Exercise: Copy out each line featuring the string "Wind" from the entries beneath.
[begin Extracted data]
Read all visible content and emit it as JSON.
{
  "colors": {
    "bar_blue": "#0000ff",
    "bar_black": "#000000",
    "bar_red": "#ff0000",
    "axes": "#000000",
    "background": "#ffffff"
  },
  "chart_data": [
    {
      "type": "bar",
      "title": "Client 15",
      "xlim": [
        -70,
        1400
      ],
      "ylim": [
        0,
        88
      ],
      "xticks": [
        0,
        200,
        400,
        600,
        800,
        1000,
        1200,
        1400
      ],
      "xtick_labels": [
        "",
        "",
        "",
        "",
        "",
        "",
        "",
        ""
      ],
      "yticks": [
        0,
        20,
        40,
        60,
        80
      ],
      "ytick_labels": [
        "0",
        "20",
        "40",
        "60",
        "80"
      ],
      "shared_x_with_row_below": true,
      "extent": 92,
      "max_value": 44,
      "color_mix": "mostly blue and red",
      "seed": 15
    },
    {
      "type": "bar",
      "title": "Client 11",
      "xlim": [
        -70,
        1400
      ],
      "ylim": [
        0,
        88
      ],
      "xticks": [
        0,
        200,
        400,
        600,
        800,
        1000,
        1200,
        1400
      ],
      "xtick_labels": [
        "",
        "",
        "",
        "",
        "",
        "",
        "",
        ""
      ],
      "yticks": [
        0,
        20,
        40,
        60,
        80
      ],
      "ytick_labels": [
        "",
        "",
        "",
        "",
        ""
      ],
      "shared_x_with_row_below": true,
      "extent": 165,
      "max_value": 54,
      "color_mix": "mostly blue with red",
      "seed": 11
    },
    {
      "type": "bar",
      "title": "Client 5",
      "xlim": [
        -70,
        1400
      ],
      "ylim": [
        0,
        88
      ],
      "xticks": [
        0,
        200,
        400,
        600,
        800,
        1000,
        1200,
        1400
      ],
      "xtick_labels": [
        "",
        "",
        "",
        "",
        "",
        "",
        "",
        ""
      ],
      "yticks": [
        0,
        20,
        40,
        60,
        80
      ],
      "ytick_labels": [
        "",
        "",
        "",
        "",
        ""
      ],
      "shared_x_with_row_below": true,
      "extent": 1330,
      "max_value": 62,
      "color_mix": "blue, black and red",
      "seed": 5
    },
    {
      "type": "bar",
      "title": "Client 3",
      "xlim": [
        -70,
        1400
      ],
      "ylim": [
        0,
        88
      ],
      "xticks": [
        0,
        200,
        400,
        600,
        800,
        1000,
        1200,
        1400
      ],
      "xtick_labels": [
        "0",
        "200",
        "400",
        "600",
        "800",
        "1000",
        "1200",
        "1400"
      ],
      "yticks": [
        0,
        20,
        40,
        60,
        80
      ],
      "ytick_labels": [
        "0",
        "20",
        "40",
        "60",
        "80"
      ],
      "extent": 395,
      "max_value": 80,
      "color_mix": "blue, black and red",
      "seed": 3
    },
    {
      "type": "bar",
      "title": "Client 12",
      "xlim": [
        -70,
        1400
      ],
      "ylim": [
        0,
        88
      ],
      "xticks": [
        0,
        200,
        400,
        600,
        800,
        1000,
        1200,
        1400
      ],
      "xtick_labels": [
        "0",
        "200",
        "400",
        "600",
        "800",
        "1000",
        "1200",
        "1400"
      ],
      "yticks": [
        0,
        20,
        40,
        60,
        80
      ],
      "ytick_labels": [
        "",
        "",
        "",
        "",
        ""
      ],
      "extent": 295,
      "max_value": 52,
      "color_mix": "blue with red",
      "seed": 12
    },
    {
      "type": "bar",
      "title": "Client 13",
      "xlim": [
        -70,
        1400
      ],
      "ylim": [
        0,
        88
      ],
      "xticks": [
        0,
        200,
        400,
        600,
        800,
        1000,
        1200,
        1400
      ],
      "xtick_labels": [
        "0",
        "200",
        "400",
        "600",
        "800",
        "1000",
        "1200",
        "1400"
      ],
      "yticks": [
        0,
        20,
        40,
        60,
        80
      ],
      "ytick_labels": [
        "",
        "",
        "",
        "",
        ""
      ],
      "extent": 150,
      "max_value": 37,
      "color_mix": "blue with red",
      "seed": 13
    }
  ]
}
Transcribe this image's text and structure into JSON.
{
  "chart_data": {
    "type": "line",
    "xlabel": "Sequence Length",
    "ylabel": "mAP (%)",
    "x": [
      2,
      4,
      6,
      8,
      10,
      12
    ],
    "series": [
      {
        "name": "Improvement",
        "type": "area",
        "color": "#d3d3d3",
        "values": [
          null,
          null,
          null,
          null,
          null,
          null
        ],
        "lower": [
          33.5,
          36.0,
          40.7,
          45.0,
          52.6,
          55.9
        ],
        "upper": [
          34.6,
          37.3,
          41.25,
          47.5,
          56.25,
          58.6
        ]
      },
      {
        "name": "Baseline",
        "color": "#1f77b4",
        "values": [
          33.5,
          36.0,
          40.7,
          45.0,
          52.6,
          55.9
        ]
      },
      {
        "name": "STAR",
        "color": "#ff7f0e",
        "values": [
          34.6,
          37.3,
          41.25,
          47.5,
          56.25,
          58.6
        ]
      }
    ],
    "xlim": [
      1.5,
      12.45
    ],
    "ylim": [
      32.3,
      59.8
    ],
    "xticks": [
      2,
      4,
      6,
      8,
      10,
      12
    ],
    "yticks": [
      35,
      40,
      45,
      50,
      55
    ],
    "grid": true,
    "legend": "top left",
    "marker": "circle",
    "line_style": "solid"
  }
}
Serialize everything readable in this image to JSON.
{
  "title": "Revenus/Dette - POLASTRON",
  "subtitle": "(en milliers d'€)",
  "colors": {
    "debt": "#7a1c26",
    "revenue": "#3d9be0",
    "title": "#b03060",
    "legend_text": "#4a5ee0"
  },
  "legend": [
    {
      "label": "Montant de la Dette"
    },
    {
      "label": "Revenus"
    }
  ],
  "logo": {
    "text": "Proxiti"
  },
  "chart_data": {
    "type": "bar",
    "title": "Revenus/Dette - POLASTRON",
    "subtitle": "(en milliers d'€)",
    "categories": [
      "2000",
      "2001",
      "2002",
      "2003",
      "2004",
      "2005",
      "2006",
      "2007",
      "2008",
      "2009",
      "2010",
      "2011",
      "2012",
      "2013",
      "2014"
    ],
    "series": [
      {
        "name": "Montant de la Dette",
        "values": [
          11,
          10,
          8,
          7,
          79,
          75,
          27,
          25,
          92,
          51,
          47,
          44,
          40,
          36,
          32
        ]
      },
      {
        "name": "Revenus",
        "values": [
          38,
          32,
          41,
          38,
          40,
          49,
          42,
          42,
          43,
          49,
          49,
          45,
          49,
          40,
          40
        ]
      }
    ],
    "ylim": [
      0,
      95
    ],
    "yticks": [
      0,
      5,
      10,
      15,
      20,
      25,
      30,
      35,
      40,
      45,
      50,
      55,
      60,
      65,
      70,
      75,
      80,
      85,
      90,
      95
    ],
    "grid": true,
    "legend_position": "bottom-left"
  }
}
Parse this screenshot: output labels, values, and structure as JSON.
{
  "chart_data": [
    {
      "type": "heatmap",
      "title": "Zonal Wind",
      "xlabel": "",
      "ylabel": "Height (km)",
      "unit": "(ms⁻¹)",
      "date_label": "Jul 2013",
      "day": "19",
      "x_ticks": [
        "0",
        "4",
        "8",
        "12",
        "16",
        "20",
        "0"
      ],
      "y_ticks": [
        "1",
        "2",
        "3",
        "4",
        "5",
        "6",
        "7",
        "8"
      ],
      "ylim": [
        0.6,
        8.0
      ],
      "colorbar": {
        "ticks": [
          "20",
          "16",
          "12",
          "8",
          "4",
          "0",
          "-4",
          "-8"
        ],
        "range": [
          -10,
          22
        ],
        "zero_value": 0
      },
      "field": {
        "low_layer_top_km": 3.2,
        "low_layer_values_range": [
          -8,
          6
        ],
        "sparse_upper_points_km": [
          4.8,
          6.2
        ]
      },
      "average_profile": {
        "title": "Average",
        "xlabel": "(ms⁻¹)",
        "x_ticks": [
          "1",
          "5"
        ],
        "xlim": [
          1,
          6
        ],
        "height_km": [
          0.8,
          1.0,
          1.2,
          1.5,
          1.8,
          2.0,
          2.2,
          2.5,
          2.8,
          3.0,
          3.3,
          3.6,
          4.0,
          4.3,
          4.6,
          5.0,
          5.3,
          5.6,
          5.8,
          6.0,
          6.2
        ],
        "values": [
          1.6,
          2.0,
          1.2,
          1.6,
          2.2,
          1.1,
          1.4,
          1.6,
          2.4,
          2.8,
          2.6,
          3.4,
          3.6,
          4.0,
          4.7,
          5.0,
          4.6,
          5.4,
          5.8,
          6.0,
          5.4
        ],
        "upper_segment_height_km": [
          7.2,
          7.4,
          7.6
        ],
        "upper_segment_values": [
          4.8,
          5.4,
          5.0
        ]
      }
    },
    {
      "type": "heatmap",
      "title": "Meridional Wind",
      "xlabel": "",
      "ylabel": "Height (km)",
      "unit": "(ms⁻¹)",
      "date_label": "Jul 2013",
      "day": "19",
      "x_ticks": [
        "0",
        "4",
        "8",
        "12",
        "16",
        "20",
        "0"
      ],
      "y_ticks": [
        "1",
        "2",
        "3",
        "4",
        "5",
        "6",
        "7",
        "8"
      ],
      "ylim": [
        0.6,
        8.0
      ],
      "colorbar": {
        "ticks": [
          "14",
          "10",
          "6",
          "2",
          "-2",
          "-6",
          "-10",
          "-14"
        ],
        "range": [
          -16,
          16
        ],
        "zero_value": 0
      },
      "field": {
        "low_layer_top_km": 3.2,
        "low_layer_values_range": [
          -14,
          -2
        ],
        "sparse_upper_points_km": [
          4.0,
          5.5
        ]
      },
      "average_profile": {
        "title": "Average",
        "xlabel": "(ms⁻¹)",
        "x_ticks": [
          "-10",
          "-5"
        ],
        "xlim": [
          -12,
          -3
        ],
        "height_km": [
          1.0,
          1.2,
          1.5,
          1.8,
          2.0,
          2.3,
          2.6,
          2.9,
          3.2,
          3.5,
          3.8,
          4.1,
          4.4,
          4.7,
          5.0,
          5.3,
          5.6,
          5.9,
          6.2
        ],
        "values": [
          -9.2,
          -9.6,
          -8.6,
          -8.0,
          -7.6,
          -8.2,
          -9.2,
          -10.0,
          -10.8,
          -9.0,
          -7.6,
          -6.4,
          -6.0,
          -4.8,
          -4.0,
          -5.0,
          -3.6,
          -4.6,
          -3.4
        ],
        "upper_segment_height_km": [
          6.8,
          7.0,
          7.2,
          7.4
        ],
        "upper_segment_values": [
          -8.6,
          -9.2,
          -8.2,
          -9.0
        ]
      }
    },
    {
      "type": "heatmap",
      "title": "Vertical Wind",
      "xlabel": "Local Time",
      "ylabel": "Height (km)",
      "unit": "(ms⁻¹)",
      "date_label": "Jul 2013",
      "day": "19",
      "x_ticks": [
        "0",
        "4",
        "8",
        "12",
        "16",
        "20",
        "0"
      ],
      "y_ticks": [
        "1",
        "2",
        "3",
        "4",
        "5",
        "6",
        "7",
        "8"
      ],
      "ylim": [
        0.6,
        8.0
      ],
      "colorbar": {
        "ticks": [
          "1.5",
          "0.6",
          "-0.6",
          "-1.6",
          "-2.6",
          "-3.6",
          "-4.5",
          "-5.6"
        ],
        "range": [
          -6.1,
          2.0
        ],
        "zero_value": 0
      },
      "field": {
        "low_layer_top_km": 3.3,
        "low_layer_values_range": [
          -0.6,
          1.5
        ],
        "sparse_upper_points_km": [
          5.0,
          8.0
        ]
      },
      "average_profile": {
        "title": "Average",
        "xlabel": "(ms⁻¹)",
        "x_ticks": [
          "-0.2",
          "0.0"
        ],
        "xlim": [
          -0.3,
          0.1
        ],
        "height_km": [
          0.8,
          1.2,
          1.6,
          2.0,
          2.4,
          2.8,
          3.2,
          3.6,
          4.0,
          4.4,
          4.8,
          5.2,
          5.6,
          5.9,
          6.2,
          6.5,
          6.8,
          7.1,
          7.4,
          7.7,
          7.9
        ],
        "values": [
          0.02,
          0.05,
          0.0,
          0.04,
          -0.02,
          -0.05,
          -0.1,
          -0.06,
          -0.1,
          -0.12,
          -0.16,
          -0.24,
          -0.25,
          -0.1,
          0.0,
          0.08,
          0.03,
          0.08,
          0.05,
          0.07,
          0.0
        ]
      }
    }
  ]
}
[end Extracted data]
Written response:
      "title": "Zonal Wind",
      "title": "Meridional Wind",
      "title": "Vertical Wind",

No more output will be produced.